§ Written instruction
In the listing below, find every line containing "module" and copy it out.

§ Task material
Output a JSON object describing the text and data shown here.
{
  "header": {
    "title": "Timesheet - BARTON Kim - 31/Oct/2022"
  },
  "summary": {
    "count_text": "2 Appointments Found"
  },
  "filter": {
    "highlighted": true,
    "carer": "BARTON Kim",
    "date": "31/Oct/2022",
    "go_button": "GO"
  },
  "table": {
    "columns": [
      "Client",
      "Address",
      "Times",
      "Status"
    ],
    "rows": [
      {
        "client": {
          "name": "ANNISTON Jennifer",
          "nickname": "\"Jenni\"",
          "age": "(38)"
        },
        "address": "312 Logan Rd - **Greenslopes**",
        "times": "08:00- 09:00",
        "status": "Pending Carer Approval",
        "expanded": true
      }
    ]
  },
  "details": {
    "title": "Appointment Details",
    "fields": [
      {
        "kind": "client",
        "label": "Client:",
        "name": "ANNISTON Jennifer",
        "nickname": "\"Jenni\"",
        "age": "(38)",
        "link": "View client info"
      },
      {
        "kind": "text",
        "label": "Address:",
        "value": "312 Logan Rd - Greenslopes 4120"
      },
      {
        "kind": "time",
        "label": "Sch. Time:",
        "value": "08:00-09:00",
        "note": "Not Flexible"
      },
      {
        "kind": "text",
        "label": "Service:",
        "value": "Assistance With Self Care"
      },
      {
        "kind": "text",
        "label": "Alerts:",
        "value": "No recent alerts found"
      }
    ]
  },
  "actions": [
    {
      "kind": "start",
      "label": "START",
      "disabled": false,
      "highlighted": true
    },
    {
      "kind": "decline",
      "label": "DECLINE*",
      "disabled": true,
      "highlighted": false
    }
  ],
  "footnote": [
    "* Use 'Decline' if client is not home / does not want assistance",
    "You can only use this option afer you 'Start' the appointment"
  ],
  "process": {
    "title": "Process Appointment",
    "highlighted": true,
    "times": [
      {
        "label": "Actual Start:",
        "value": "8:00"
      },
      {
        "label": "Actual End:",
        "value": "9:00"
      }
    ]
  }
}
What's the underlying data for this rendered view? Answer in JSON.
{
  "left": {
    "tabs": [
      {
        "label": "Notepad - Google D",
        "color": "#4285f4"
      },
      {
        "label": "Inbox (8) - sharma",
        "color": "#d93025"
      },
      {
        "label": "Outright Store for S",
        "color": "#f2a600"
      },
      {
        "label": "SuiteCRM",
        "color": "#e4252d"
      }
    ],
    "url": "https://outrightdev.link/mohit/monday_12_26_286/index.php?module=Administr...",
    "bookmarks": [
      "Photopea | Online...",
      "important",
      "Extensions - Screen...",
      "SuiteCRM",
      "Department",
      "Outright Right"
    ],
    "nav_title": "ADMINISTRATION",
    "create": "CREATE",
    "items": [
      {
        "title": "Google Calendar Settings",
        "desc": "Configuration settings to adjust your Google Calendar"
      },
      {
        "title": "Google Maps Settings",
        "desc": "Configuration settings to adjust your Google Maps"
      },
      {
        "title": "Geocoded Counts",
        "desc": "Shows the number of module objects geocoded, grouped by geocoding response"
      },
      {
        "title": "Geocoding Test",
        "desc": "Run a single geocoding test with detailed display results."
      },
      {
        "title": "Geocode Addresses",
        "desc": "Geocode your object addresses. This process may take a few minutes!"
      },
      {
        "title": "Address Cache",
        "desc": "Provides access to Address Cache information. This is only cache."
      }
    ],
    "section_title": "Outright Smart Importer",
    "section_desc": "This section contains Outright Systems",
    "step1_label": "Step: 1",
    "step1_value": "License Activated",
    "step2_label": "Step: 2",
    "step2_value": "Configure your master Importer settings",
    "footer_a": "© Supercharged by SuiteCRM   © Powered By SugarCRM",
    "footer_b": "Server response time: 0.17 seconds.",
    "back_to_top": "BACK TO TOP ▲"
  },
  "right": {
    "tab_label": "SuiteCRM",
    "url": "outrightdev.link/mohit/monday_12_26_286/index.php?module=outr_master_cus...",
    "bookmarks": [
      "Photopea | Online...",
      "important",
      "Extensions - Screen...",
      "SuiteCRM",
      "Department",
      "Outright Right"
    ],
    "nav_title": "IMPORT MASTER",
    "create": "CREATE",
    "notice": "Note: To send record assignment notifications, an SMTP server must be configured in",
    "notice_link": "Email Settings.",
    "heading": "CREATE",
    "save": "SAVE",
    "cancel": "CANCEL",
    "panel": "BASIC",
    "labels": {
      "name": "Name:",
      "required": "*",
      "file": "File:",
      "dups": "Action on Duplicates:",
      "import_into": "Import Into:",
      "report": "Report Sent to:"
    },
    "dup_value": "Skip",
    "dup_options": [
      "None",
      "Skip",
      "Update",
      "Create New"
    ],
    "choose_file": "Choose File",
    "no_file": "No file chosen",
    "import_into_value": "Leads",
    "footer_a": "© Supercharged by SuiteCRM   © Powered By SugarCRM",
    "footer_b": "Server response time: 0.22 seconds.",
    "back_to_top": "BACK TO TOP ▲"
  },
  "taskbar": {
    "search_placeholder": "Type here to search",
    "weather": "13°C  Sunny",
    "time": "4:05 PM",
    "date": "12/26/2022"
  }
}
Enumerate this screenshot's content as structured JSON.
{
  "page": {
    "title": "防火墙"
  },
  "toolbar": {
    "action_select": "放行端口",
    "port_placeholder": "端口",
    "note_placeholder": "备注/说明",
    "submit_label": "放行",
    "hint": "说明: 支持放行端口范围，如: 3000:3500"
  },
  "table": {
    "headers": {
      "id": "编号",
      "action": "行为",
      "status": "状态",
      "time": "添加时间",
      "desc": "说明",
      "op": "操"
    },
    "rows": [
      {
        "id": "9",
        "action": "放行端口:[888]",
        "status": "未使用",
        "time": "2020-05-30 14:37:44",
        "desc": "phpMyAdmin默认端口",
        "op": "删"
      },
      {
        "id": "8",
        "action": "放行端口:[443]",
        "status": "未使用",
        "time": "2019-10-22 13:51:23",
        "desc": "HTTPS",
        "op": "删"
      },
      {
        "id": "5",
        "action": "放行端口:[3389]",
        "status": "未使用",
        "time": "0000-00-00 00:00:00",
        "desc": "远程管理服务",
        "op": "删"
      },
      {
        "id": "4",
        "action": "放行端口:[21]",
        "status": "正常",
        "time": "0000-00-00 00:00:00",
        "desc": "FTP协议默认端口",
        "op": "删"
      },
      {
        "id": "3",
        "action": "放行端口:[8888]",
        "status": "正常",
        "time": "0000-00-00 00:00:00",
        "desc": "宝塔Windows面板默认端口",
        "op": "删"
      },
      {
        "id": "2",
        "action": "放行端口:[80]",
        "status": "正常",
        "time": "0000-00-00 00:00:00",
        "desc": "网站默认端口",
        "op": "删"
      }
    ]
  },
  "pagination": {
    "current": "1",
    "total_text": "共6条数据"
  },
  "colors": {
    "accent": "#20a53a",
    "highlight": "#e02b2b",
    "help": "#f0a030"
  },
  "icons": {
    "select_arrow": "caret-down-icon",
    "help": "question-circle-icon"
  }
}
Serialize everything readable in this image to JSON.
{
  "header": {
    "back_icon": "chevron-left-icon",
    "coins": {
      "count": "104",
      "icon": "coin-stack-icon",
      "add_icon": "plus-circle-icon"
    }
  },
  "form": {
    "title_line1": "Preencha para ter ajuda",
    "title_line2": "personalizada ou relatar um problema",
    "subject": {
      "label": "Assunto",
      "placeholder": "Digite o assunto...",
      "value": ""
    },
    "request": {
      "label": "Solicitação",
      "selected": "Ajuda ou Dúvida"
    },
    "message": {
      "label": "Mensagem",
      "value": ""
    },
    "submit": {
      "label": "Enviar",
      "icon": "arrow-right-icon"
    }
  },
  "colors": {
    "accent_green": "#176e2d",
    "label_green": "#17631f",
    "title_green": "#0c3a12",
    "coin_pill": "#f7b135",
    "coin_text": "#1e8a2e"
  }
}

§ Full answer
    "url": "https://outrightdev.link/mohit/monday_12_26_286/index.php?module=Administr...",
        "desc": "Shows the number of module objects geocoded, grouped by geocoding response"
    "url": "outrightdev.link/mohit/monday_12_26_286/index.php?module=outr_master_cus...",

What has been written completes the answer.